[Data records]
##########

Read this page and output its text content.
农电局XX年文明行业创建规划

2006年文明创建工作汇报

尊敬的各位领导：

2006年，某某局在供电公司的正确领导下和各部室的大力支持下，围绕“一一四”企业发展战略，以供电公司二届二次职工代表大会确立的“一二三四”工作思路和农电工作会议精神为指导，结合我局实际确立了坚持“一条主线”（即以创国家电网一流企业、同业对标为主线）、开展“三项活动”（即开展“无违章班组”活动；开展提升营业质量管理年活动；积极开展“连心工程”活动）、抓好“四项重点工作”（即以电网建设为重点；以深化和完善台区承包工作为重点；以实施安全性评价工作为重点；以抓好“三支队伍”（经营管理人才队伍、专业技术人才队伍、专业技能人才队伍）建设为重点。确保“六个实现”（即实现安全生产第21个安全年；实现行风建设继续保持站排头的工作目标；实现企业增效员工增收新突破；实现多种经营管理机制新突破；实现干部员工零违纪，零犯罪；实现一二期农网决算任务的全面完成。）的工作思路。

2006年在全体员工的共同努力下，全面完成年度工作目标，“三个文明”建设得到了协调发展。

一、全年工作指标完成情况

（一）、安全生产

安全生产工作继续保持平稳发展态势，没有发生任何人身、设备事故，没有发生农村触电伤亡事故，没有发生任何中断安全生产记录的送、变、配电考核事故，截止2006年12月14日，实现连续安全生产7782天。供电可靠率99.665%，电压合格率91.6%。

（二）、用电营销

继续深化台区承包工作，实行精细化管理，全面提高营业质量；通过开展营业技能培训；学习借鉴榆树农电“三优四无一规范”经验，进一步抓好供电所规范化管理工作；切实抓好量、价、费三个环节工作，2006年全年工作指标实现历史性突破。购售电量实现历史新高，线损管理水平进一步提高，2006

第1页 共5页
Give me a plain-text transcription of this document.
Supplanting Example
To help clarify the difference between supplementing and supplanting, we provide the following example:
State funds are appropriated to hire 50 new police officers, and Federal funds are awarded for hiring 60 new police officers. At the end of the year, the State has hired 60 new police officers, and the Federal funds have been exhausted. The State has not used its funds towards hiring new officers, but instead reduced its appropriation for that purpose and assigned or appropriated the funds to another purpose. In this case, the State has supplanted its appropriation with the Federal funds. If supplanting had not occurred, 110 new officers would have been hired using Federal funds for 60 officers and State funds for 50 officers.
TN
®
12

##########

> Brief:
Output the records above in their entirety, exactly.

> Task output:
Read this page and output its text content.
农电局XX年文明行业创建规划

2006年文明创建工作汇报

尊敬的各位领导：

2006年，某某局在供电公司的正确领导下和各部室的大力支持下，围绕“一一四”企业发展战略，以供电公司二届二次职工代表大会确立的“一二三四”工作思路和农电工作会议精神为指导，结合我局实际确立了坚持“一条主线”（即以创国家电网一流企业、同业对标为主线）、开展“三项活动”（即开展“无违章班组”活动；开展提升营业质量管理年活动；积极开展“连心工程”活动）、抓好“四项重点工作”（即以电网建设为重点；以深化和完善台区承包工作为重点；以实施安全性评价工作为重点；以抓好“三支队伍”（经营管理人才队伍、专业技术人才队伍、专业技能人才队伍）建设为重点。确保“六个实现”（即实现安全生产第21个安全年；实现行风建设继续保持站排头的工作目标；实现企业增效员工增收新突破；实现多种经营管理机制新突破；实现干部员工零违纪，零犯罪；实现一二期农网决算任务的全面完成。）的工作思路。

2006年在全体员工的共同努力下，全面完成年度工作目标，“三个文明”建设得到了协调发展。

一、全年工作指标完成情况

（一）、安全生产

安全生产工作继续保持平稳发展态势，没有发生任何人身、设备事故，没有发生农村触电伤亡事故，没有发生任何中断安全生产记录的送、变、配电考核事故，截止2006年12月14日，实现连续安全生产7782天。供电可靠率99.665%，电压合格率91.6%。

（二）、用电营销

继续深化台区承包工作，实行精细化管理，全面提高营业质量；通过开展营业技能培训；学习借鉴榆树农电“三优四无一规范”经验，进一步抓好供电所规范化管理工作；切实抓好量、价、费三个环节工作，2006年全年工作指标实现历史性突破。购售电量实现历史新高，线损管理水平进一步提高，2006

第1页 共5页
Give me a plain-text transcription of this document.
Supplanting Example
To help clarify the difference between supplementing and supplanting, we provide the following example:
State funds are appropriated to hire 50 new police officers, and Federal funds are awarded for hiring 60 new police officers. At the end of the year, the State has hired 60 new police officers, and the Federal funds have been exhausted. The State has not used its funds towards hiring new officers, but instead reduced its appropriation for that purpose and assigned or appropriated the funds to another purpose. In this case, the State has supplanted its appropriation with the Federal funds. If supplanting had not occurred, 110 new officers would have been hired using Federal funds for 60 officers and State funds for 50 officers.
TN
®
12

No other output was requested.